— start Information provided —
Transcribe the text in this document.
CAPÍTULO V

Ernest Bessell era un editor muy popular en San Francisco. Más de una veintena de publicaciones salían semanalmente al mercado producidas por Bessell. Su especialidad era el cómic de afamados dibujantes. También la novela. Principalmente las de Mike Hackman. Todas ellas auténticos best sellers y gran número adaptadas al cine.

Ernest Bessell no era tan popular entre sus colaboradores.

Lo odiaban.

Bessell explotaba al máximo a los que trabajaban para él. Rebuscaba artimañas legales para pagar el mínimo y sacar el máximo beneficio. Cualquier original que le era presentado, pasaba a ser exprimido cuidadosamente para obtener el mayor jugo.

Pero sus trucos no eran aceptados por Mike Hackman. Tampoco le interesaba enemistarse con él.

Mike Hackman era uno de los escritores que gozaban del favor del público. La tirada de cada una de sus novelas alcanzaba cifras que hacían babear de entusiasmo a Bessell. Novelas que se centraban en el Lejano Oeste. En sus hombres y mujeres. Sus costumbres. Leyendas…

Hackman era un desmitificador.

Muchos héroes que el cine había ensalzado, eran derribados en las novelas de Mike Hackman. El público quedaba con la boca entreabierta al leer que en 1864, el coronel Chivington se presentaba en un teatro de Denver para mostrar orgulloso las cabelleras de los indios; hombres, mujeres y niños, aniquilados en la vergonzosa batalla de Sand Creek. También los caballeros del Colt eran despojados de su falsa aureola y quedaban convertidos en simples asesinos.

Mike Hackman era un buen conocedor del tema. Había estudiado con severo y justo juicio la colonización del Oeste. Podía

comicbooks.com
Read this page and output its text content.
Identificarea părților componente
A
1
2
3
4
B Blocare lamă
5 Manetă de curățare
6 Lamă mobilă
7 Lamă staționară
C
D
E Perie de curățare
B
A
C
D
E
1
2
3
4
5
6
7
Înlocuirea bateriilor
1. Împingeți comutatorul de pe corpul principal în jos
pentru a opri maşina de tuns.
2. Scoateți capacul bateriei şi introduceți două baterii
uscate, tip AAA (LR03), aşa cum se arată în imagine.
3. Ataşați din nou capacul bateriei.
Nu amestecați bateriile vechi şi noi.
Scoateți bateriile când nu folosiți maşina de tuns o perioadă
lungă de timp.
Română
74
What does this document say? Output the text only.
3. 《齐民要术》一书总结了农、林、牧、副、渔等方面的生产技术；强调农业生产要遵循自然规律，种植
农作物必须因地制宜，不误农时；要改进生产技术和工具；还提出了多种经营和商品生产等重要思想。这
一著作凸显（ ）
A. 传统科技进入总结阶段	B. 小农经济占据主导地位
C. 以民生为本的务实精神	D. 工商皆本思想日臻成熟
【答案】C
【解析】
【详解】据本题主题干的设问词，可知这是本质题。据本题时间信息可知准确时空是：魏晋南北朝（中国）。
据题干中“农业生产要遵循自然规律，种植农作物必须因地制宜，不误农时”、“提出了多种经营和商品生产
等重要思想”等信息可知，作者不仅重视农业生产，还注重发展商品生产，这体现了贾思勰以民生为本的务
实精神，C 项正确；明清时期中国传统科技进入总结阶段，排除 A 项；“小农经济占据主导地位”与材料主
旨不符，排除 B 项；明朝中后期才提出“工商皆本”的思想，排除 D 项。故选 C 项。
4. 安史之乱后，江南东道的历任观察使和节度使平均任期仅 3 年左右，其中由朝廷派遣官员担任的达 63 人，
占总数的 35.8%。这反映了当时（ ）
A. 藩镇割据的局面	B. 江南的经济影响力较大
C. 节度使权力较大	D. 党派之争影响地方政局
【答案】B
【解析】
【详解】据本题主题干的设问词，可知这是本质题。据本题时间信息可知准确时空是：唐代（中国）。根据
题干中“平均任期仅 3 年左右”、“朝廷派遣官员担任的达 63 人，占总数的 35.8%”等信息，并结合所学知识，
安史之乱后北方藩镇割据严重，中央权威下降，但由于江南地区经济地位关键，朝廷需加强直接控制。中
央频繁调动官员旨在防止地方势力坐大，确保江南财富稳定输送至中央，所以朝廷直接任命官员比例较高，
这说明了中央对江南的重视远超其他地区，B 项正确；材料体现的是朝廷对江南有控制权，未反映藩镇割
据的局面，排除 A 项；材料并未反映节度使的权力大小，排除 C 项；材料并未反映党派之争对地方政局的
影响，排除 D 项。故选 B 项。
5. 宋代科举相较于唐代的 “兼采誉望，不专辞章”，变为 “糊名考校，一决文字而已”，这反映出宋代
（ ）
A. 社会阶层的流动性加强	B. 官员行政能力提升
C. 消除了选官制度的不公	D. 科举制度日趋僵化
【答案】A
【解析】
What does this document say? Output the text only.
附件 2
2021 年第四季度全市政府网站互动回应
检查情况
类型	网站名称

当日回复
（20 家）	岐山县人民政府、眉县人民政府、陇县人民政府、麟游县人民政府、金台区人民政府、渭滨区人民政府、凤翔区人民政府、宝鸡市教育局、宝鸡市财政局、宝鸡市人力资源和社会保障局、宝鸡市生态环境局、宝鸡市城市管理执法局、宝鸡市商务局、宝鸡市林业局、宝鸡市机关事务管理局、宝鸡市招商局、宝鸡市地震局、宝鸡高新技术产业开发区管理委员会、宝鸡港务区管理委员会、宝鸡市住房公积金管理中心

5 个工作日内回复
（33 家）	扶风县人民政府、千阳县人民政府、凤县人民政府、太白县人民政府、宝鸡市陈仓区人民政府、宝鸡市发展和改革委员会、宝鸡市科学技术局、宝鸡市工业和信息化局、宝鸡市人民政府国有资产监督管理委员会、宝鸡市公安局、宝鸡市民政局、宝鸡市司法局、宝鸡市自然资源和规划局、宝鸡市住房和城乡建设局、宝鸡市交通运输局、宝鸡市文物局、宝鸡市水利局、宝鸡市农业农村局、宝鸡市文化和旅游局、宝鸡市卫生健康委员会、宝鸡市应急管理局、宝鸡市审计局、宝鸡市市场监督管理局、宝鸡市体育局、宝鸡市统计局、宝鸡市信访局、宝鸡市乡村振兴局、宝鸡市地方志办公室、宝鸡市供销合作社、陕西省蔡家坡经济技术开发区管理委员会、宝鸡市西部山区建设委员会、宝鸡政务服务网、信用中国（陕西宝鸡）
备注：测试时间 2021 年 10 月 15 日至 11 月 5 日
— end Information provided —
Aim of the exercise:
Identify each line of the material where the word "curățare" shows up, and copy it.

Written solution:
5 Manetă de curățare
E Perie de curățare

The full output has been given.